# [Enunciado]
Vuelve a escribir todo lo que va desde la línea que contiene "Patent image size: (822, 584)." hasta la que contiene "The frame 30 is at (640, 475).", cambiando "gear arrangement" por "gear layout" y dejando todo lo demás igual.

# [Datos a procesar]

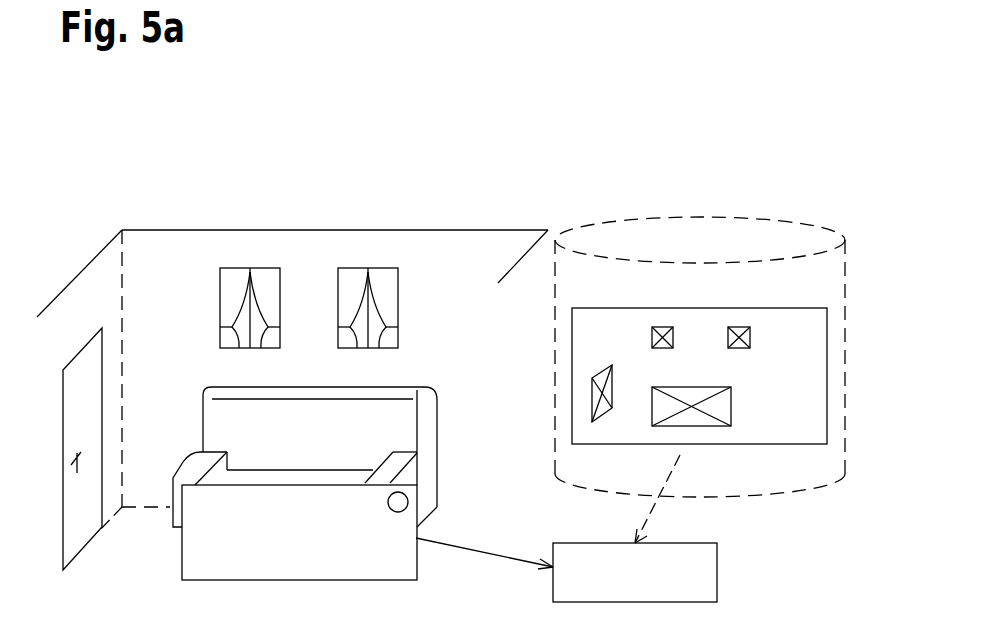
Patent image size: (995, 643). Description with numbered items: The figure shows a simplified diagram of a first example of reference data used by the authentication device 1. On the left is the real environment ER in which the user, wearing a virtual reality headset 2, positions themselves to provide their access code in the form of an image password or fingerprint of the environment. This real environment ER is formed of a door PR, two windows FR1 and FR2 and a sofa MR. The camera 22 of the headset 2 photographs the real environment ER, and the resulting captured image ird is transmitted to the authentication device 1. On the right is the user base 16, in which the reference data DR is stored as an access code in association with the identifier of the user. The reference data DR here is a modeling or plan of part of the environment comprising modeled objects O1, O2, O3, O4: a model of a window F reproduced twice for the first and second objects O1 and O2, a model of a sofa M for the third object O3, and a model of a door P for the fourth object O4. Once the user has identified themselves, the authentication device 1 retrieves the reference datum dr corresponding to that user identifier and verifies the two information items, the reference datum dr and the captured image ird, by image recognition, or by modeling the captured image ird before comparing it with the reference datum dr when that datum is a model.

The authentication device 1 is at (644, 584).
The virtual reality headset 2 is at (328, 470).
The camera 22 is at (408, 500).
The user base 16 is at (711, 249).
The real environment ER is at (182, 272).
The door PR is at (95, 327).
The first window FR1 is at (270, 268).
The second window FR2 is at (385, 268).
The sofa MR is at (388, 394).
The reference data DR is at (755, 308).
The first object O1 is at (662, 349).
The second object O2 is at (739, 349).
The third object O3 is at (731, 405).
The fourth object O4 is at (608, 365).
The captured image ird is at (484, 547).
The reference datum corresponding to the user dr is at (687, 499).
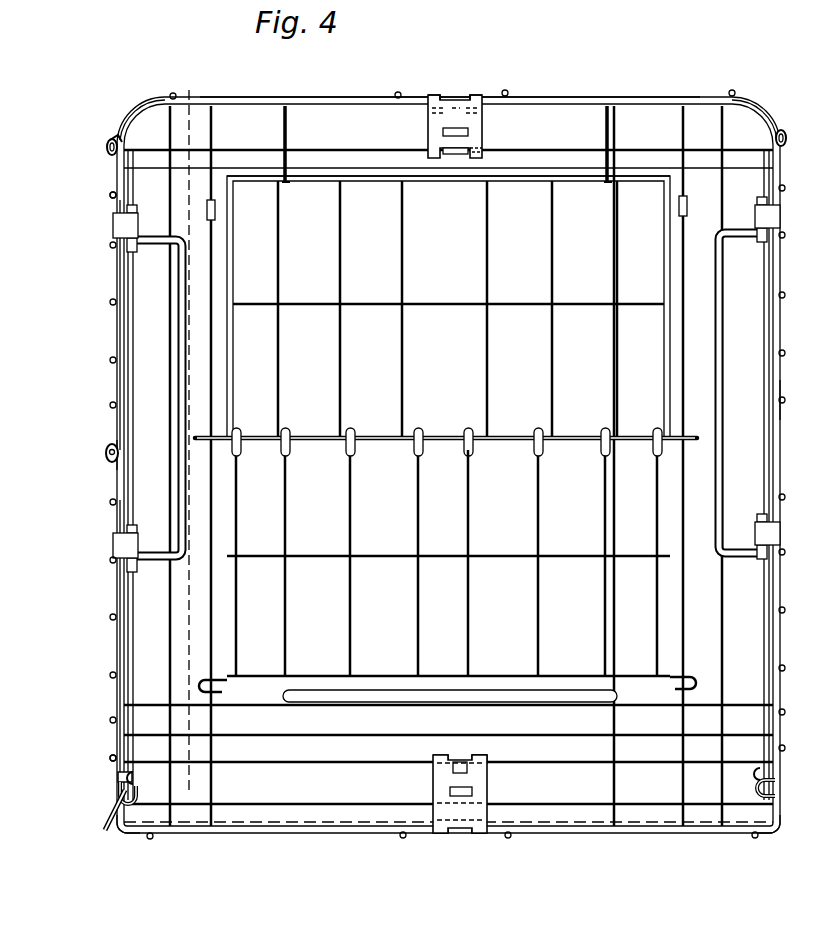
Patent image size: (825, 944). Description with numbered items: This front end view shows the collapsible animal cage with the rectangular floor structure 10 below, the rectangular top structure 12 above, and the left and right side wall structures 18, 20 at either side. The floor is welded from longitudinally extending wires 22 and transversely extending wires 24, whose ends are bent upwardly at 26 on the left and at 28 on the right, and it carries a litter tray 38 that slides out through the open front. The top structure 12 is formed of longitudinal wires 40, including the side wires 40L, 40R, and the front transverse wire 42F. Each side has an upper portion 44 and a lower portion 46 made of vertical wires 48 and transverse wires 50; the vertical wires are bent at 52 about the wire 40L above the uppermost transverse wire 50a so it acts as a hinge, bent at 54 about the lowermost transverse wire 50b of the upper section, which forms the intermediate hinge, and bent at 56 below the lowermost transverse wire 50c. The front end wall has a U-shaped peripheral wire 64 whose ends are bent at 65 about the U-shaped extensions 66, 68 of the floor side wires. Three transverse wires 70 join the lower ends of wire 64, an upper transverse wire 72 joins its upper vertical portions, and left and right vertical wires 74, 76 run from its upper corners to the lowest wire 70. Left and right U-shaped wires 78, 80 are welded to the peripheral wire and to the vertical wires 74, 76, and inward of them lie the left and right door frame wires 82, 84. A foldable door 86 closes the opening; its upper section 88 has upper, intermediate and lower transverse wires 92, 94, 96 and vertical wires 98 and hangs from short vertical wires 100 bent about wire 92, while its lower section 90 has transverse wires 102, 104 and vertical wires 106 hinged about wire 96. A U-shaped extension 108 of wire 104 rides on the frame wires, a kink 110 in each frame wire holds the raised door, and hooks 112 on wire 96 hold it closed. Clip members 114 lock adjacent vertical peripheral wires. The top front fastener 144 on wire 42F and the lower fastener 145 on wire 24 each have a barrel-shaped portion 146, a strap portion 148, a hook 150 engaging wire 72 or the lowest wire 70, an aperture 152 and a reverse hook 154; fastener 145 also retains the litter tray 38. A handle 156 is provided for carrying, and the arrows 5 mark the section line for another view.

The section line 5- 5 is at (232, 104).
The floor structure 10 is at (330, 853).
The top structure 12 is at (548, 75).
The left hand rectangular side wall structure 18 is at (75, 453).
The right hand rectangular side wall structure 20 is at (789, 398).
The longitudinally extending wires 22 is at (150, 840).
The transversely extending wires 24 is at (262, 838).
The upwardly bent left hand ends 26 is at (115, 815).
The upwardly bent right hand ends 28 is at (790, 812).
The litter tray 38 is at (272, 808).
The longitudinally extending wires 40 is at (396, 95).
The left longitudinal wire 40L is at (107, 143).
The right longitudinal wire 40R is at (784, 130).
The front transversely extending wire 42F is at (298, 100).
The upper portion of side 44 is at (105, 322).
The lower portion of side 46 is at (105, 628).
The vertically extending wires 48 is at (117, 180).
The transversely extending wires 50 is at (110, 360).
The uppermost transverse wire 50a is at (110, 197).
The lowermost transverse wire of upper section 50b is at (108, 462).
The lowermost transverse wire 50c is at (112, 757).
The bend 52 is at (112, 138).
The bend 54 is at (107, 448).
The bend 56 is at (115, 776).
The U-shaped peripheral wire 64 is at (740, 100).
The bent ends 65 is at (133, 772).
The U-shaped extension 66 is at (142, 795).
The U-shaped extension 68 is at (760, 793).
The transversely extending wires 70 is at (305, 705).
The upper transverse wire 72 is at (628, 150).
The left hand vertical wire 74 is at (163, 137).
The right hand vertical wire 76 is at (730, 182).
The left U-shaped wire 78 is at (155, 246).
The right U-shaped wire 80 is at (738, 240).
The left hand door frame wire 82 is at (216, 135).
The right hand door frame wire 84 is at (686, 160).
The foldable door 86 is at (308, 507).
The upper section 88 is at (448, 306).
The lower section 90 is at (446, 552).
The upper transverse wire 92 is at (352, 178).
The intermediate transverse wire 94 is at (417, 305).
The lower transverse wire 96 is at (430, 435).
The vertically extending wires 98 is at (486, 355).
The short vertical wires 100 is at (290, 136).
The upper transverse wire 102 is at (362, 555).
The lower transverse wire 104 is at (362, 675).
The vertically extending wires 106 is at (472, 632).
The U-shaped extension 108 is at (226, 688).
The kink 110 is at (216, 213).
The U-shaped extensions 112 is at (240, 436).
The clip members 114 is at (113, 228).
The top front clip 144 is at (455, 90).
The third fastener 145 is at (500, 785).
The barrel-shaped portion 146 is at (437, 95).
The intermediate strap portion 148 is at (430, 120).
The hook portion 150 is at (480, 160).
The transverse aperture 152 is at (470, 132).
The reversely extending hook 154 is at (460, 160).
The handle 156 is at (95, 815).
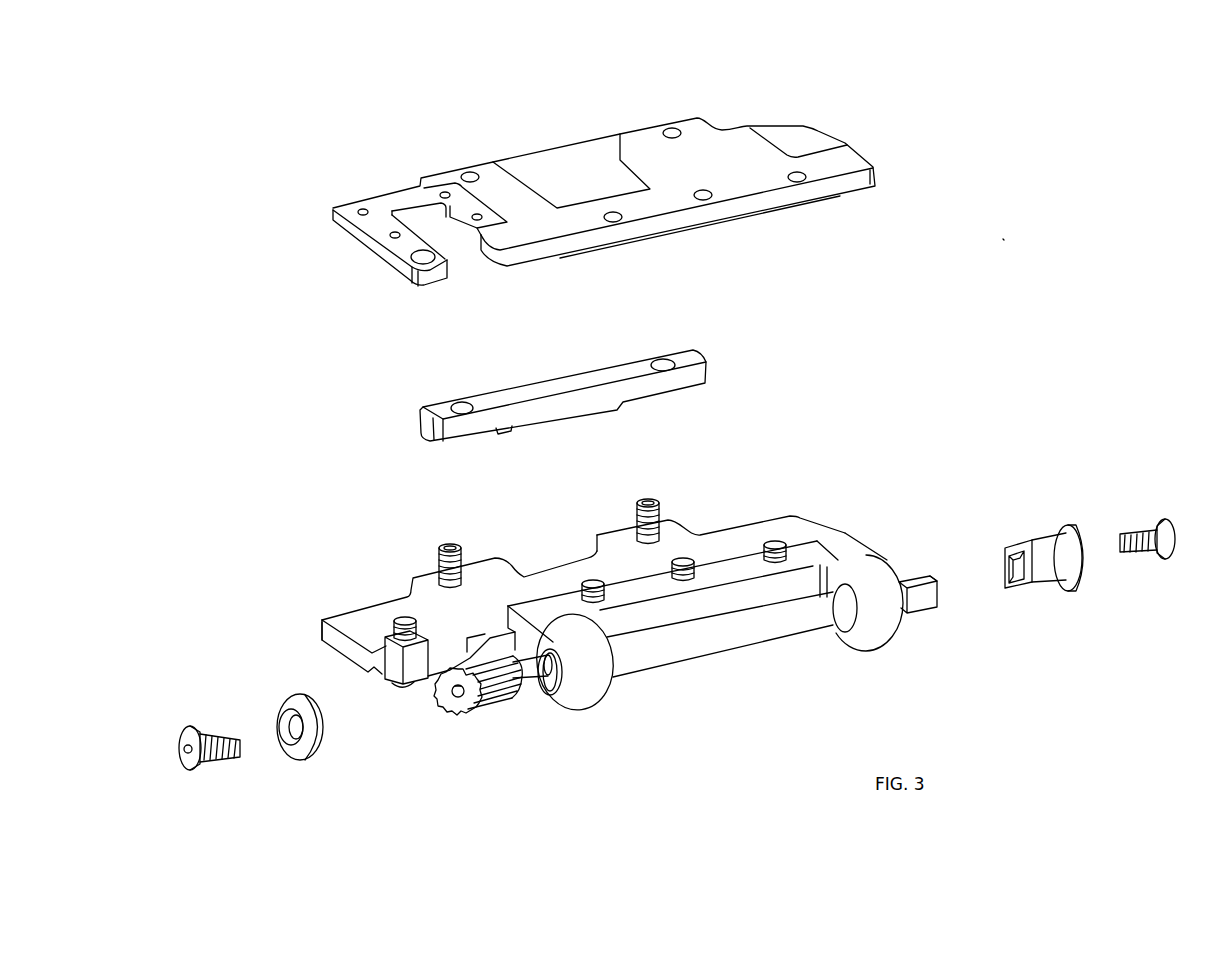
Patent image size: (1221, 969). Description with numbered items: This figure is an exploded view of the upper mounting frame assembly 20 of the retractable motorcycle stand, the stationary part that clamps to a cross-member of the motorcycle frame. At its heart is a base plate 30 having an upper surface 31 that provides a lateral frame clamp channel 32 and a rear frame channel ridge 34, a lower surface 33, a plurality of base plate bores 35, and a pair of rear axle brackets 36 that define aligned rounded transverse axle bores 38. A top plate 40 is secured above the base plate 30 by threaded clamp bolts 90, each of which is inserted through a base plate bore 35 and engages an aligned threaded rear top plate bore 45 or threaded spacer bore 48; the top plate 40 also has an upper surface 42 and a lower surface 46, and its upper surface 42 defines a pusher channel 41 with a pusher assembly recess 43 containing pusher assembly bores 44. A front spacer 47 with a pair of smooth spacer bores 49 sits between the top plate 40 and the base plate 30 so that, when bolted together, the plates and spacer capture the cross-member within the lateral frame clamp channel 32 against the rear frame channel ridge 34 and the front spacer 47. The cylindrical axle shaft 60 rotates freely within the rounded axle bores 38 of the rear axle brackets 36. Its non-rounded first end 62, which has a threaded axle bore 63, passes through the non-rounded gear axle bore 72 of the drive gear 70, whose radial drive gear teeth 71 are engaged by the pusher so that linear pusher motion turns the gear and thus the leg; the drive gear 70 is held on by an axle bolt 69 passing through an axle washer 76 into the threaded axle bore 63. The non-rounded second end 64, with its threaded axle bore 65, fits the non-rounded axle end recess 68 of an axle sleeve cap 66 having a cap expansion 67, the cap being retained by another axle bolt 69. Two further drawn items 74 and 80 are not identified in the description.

The upper mounting frame assembly 20 is at (1007, 236).
The base plate 30 is at (746, 519).
The upper surface 31 is at (485, 594).
The lateral frame clamp channel 32 is at (713, 550).
The lower surface 33 is at (320, 636).
The rear frame channel ridge 34 is at (633, 573).
The base plate bores 35 is at (410, 592).
The rear axle brackets 36 is at (660, 525).
The rounded transverse axle bores 38 is at (850, 586).
The top plate 40 is at (871, 153).
The pusher channel 41 is at (456, 247).
The upper surface 42 is at (741, 146).
The pusher assembly recess 43 is at (378, 203).
The pusher assembly bores 44 is at (380, 243).
The threaded rear top plate bores 45 is at (803, 183).
The lower surface 46 is at (687, 223).
The front spacer 47 is at (571, 387).
The threaded spacer bores 48 is at (675, 128).
The smooth spacer bores 49 is at (665, 362).
The cylindrical axle shaft 60 is at (557, 680).
The non-rounded first end 62 is at (533, 680).
The threaded axle bore 63 is at (443, 704).
The non-rounded second end 64 is at (913, 583).
The threaded axle bore 65 is at (938, 596).
The axle sleeve cap 66 is at (1027, 545).
The cap expansion 67 is at (1067, 587).
The non-rounded axle end recess 68 is at (1008, 549).
The axle bolt 69 is at (1157, 527).
The drive gear 70 is at (500, 710).
The radial drive gear teeth 71 is at (482, 717).
The non-rounded gear axle bore 72 is at (462, 723).
The screw 74 is at (189, 728).
The axle washer 76 is at (307, 734).
The shaft 80 is at (773, 623).
The threaded clamp bolts 90 is at (452, 547).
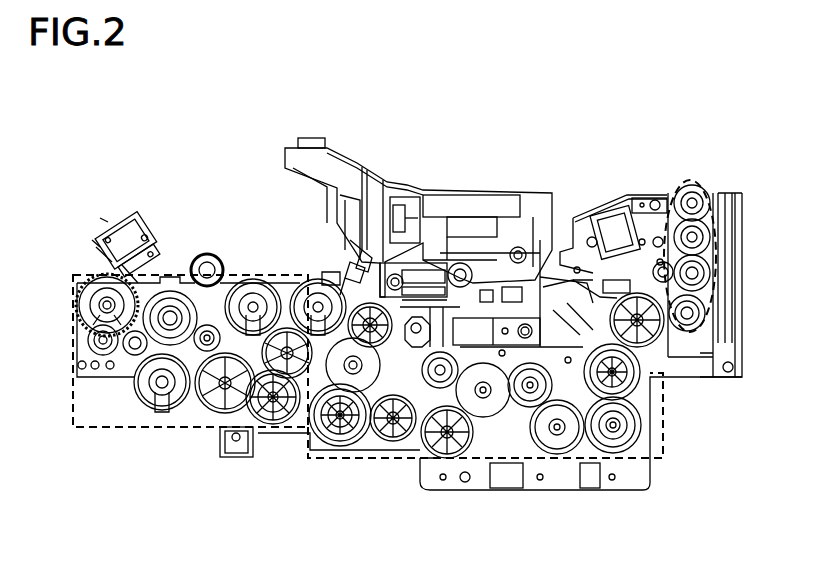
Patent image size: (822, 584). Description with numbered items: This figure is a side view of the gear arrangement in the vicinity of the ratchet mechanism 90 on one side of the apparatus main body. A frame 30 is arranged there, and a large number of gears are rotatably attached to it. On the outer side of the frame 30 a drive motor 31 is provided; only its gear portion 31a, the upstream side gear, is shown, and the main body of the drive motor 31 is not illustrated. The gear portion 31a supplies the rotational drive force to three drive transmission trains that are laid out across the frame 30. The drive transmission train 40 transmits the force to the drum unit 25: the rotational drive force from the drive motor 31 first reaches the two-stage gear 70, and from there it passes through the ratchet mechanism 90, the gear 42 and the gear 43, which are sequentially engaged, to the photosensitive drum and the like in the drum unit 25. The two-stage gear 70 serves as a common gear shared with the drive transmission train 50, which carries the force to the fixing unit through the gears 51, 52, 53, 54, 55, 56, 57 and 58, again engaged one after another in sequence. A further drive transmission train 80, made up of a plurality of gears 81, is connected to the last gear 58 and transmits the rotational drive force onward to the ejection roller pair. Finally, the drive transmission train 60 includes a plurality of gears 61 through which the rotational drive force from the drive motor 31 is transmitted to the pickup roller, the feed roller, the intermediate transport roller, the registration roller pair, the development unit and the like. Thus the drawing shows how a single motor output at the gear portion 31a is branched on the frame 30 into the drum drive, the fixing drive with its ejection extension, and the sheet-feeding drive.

The drum unit 25 is at (497, 227).
The frame 30 is at (640, 475).
The drive motor 31 is at (278, 550).
The gear portion 31a is at (293, 440).
The drive transmission train 40 is at (423, 260).
The gear 42 is at (357, 266).
The gear 43 is at (363, 258).
The drive transmission train 50 is at (372, 460).
The gear 51 is at (403, 441).
The gear 52 is at (447, 448).
The gear 53 is at (484, 400).
The gear 54 is at (518, 404).
The gear 55 is at (565, 438).
The gear 56 is at (620, 442).
The gear 57 is at (640, 382).
The gear 58 is at (647, 337).
The drive transmission train 60 is at (243, 273).
The gears 61 is at (105, 330).
The two-stage gear 70 is at (328, 447).
The drive transmission train 80 is at (708, 182).
The gears 81 is at (698, 237).
The ratchet mechanism 90 is at (330, 277).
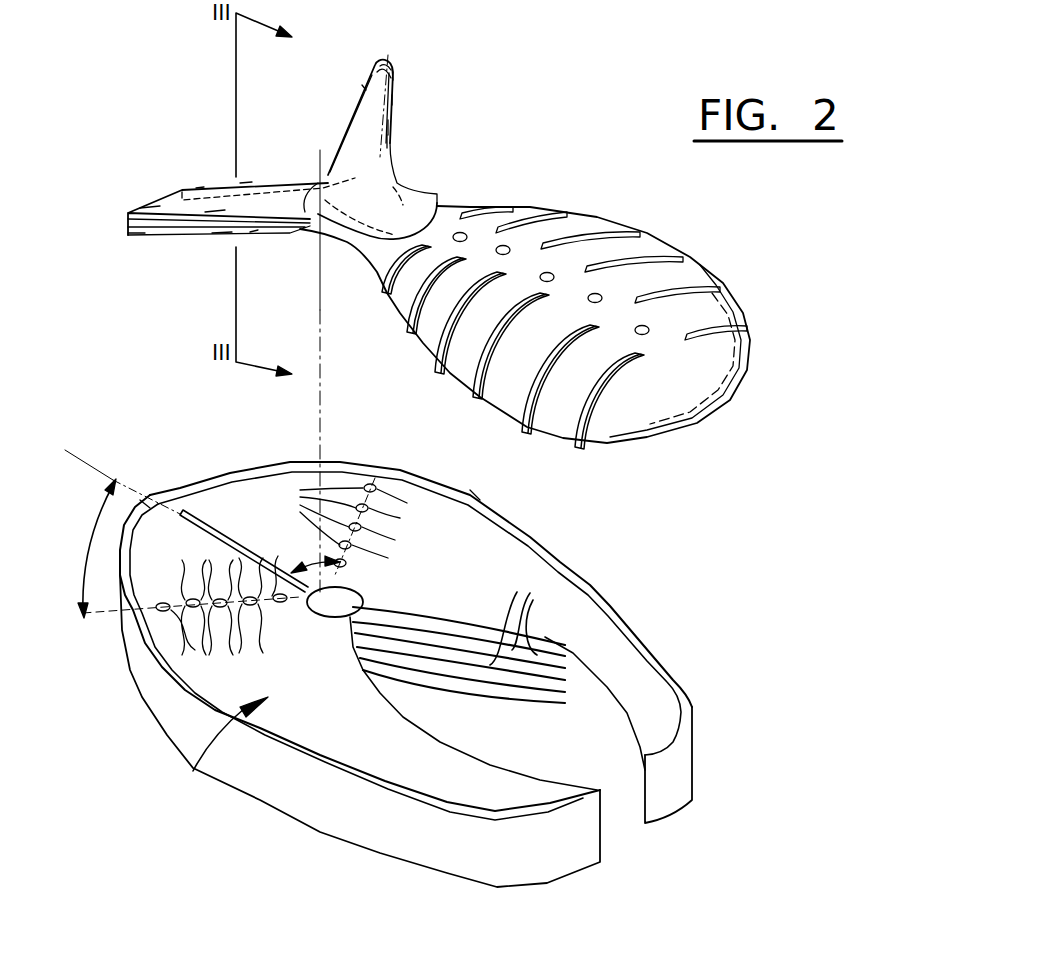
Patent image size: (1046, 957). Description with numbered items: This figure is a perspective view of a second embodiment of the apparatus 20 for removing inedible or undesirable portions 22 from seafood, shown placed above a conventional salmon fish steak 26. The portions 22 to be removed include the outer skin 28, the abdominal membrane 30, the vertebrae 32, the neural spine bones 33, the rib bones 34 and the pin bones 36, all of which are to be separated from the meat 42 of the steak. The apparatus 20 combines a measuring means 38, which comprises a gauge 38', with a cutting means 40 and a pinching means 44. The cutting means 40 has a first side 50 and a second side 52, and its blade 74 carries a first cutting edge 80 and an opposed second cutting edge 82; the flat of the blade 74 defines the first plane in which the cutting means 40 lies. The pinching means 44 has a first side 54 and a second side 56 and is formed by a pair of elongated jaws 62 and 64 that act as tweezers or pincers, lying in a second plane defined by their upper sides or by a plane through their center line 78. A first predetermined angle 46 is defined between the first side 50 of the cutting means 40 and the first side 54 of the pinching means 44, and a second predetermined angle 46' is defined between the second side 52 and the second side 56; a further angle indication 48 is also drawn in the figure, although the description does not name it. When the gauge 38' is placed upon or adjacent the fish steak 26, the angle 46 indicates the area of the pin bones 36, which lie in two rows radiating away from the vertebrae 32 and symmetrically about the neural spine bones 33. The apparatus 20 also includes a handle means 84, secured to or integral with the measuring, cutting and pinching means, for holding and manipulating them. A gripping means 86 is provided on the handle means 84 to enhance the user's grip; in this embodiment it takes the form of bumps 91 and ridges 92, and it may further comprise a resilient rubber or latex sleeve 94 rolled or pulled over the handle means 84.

# [Solución]
Patent image size: (822, 584). Description with numbered items: This figure is a side view of the gear layout in the vicinity of the ratchet mechanism 90 on one side of the apparatus main body. A frame 30 is arranged there, and a large number of gears are rotatably attached to it. On the outer side of the frame 30 a drive motor 31 is provided; only its gear portion 31a, the upstream side gear, is shown, and the main body of the drive motor 31 is not illustrated. The gear portion 31a supplies the rotational drive force to three drive transmission trains that are laid out across the frame 30. The drive transmission train 40 transmits the force to the drum unit 25: the rotational drive force from the drive motor 31 first reaches the two-stage gear 70, and from there it passes through the ratchet mechanism 90, the gear 42 and the gear 43, which are sequentially engaged, to the photosensitive drum and the like in the drum unit 25. The two-stage gear 70 serves as a common gear shared with the drive transmission train 50, which carries the force to the fixing unit through the gears 51, 52, 53, 54, 55, 56, 57 and 58, again engaged one after another in sequence. A further drive transmission train 80, made up of a plurality of gears 81, is connected to the last gear 58 and transmits the rotational drive force onward to the ejection roller pair. Finally, the drive transmission train 60 includes a plurality of gears 61 through which the rotational drive force from the drive motor 31 is transmitted to the pickup roller, the feed roller, the intermediate transport roller, the registration roller pair, the development unit and the like. Thus the drawing shows how a single motor output at the gear portion 31a is branched on the frame 30 into the drum drive, the fixing drive with its ejection extension, and the sheet-feeding drive.

The drum unit 25 is at (497, 227).
The frame 30 is at (640, 475).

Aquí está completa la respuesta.